» Aim
Scan the records below for lines with the word "title", then state how many you find and nothing else.

» Figure data in JSON

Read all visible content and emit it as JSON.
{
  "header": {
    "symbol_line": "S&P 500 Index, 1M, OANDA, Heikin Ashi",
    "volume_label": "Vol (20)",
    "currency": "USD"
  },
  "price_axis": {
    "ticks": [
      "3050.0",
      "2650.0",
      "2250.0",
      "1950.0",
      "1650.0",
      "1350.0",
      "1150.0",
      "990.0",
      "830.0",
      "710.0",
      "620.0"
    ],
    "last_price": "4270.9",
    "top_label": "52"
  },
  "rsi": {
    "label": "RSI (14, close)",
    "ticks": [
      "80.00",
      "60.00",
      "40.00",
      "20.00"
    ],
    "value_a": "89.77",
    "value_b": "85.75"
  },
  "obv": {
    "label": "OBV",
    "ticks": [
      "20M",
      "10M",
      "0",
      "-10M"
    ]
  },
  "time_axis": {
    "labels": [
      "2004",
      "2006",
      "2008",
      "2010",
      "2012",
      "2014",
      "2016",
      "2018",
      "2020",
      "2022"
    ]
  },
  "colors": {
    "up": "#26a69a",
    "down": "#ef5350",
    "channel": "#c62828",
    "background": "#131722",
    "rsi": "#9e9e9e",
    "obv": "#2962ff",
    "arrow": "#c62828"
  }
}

--

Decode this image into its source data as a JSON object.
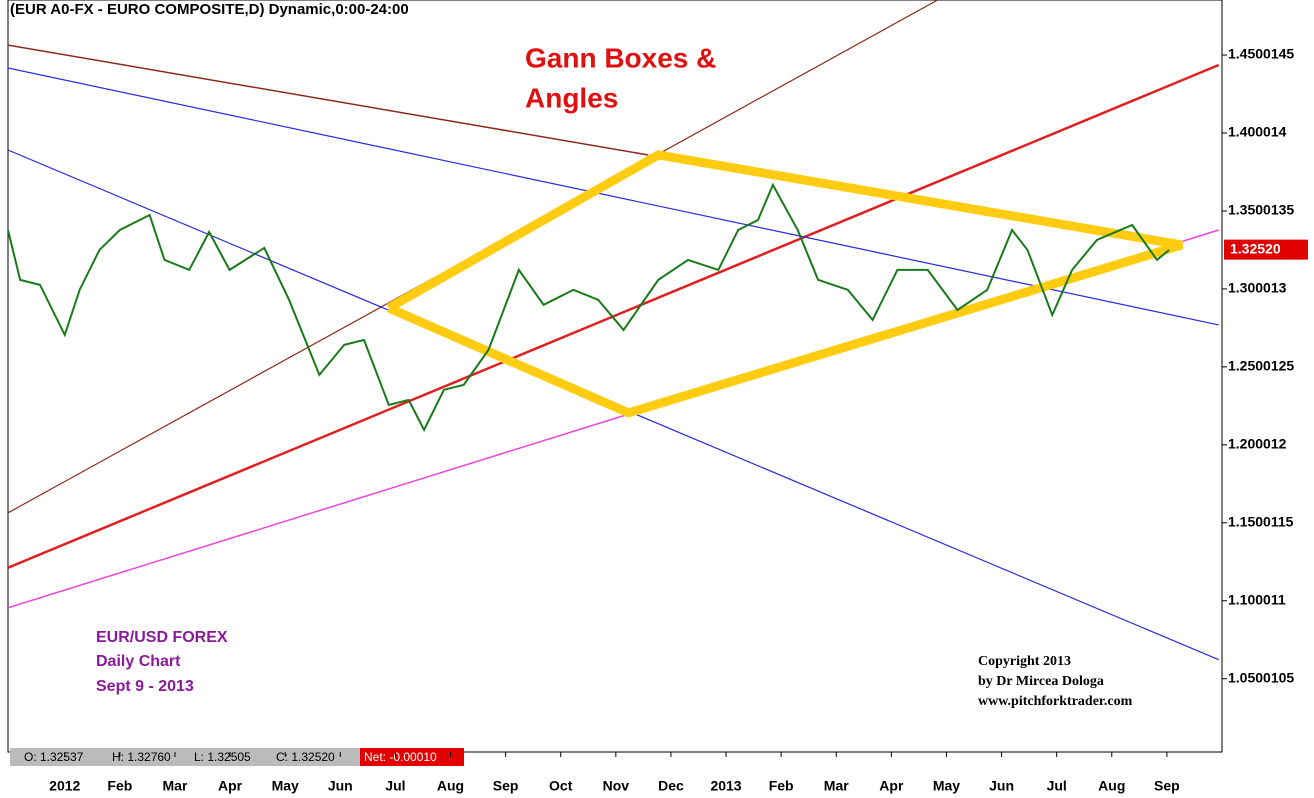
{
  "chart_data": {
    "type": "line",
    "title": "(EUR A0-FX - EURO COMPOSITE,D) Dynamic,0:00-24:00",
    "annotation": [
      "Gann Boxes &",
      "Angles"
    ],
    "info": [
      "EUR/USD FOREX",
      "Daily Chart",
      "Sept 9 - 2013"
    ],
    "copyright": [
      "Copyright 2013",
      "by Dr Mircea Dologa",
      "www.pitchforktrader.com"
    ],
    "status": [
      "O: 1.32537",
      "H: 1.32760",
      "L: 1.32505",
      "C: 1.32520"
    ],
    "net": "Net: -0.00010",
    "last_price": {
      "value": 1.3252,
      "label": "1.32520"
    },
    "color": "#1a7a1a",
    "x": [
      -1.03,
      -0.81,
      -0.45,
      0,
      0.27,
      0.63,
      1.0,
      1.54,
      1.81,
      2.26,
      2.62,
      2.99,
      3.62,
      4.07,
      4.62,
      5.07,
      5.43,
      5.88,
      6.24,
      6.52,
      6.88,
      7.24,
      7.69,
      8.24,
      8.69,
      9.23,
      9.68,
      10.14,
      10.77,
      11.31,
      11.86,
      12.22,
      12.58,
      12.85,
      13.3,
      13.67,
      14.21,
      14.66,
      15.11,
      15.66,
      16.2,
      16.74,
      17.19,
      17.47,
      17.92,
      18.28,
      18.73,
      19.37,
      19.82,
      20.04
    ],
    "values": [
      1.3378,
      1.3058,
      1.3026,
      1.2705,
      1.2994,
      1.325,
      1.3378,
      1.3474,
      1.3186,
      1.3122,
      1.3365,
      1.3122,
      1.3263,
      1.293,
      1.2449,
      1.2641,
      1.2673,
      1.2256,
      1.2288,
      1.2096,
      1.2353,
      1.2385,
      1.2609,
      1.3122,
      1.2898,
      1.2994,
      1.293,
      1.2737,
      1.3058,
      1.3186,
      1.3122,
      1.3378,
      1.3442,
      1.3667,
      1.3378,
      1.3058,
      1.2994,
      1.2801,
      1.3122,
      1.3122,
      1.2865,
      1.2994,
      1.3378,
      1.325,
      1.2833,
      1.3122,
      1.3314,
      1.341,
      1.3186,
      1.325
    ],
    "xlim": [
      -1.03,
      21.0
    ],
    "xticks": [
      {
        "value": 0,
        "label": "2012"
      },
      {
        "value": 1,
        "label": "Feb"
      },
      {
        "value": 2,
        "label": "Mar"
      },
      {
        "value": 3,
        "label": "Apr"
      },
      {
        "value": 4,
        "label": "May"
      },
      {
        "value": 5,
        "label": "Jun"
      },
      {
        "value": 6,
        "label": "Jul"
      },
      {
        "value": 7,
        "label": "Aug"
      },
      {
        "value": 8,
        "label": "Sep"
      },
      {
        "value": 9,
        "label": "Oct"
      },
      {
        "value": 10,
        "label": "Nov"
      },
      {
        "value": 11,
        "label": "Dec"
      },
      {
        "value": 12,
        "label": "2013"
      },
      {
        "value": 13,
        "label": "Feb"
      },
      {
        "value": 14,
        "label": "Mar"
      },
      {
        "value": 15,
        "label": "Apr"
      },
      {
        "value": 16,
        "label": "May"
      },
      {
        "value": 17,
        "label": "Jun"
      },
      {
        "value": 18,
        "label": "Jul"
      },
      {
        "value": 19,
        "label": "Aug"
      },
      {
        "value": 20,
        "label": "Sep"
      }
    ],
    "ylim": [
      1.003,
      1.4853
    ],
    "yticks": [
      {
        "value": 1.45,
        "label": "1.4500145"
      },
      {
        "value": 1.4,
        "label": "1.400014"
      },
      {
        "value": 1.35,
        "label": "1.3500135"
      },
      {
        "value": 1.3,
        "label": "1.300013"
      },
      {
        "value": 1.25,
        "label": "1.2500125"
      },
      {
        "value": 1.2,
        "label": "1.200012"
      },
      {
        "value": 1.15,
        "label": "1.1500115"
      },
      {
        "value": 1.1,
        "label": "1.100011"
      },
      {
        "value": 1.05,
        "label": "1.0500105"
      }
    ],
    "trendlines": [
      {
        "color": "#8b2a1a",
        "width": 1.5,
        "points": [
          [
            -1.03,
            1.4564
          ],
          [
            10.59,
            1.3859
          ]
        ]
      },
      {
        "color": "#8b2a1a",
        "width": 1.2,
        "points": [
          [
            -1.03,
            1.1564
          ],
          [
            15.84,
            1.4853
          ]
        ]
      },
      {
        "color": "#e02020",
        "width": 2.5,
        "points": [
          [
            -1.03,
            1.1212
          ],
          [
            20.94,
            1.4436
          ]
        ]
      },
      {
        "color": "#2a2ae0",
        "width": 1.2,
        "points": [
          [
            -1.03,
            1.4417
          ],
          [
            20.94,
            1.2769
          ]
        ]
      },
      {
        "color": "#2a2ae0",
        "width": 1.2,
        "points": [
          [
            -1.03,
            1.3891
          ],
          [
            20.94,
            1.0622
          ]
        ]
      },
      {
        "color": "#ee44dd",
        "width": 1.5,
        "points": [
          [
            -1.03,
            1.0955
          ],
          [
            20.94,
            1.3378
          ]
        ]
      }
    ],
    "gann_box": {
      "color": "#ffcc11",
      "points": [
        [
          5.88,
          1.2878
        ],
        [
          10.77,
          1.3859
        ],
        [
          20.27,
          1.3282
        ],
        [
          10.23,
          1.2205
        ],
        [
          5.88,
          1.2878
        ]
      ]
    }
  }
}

--

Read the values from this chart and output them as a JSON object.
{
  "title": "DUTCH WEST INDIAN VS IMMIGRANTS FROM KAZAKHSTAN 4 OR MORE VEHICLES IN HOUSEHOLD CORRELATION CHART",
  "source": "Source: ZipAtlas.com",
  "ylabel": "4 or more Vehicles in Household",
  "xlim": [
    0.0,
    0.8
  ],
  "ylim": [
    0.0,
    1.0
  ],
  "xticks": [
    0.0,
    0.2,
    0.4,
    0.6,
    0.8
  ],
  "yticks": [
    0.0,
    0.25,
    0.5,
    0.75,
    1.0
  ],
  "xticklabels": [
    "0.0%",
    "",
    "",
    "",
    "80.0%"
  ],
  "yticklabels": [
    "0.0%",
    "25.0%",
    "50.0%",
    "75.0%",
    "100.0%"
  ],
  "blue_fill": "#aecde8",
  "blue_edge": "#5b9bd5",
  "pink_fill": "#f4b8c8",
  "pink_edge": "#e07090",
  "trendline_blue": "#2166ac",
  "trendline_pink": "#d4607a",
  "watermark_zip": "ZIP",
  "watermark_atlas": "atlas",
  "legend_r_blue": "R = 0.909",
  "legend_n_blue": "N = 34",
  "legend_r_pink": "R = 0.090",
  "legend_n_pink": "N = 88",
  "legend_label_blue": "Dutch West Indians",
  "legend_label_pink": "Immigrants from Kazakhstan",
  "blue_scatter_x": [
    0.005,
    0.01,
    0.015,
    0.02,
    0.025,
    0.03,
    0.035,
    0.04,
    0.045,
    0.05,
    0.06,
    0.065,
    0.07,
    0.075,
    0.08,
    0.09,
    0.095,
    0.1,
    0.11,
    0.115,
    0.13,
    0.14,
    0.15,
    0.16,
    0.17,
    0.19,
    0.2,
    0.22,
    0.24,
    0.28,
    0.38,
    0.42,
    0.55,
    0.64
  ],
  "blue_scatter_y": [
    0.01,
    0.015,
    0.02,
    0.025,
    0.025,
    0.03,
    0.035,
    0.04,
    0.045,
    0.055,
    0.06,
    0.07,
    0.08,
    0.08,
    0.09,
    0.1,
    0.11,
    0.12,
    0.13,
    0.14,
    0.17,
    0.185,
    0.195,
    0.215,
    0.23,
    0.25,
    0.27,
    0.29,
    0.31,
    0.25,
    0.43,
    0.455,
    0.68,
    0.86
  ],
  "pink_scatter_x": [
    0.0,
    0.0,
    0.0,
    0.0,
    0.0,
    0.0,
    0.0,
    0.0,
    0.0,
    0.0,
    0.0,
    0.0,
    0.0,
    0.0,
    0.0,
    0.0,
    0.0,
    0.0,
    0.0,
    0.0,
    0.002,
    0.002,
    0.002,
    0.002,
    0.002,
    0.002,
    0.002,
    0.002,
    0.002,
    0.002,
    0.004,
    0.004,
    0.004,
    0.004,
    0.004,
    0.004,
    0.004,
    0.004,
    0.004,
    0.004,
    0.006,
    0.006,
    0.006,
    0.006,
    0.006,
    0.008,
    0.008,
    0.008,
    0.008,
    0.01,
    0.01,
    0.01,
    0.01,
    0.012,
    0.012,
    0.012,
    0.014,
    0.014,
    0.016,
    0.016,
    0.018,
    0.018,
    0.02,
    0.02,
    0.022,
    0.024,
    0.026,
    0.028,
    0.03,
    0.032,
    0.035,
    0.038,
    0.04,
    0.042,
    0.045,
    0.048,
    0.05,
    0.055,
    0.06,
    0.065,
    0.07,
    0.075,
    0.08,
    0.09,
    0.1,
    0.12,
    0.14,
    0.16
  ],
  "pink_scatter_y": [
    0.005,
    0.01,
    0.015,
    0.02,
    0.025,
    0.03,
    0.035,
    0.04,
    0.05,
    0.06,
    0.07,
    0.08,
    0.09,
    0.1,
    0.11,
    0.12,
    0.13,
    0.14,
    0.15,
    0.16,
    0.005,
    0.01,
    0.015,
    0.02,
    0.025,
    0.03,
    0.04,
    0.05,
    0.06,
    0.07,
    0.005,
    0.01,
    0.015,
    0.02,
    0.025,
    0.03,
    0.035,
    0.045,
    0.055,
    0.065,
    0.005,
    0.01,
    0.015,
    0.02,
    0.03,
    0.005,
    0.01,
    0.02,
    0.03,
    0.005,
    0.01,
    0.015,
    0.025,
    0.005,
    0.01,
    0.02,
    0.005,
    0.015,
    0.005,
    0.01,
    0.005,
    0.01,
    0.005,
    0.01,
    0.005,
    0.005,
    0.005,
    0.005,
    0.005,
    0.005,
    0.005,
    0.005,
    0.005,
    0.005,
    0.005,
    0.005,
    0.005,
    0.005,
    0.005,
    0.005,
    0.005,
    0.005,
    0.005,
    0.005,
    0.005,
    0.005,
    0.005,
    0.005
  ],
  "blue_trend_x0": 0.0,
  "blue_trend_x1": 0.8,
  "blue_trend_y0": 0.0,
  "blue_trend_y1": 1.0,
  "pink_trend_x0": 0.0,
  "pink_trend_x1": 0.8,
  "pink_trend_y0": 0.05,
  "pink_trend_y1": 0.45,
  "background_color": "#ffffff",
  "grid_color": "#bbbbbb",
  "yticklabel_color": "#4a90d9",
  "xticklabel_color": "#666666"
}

» Written solution
2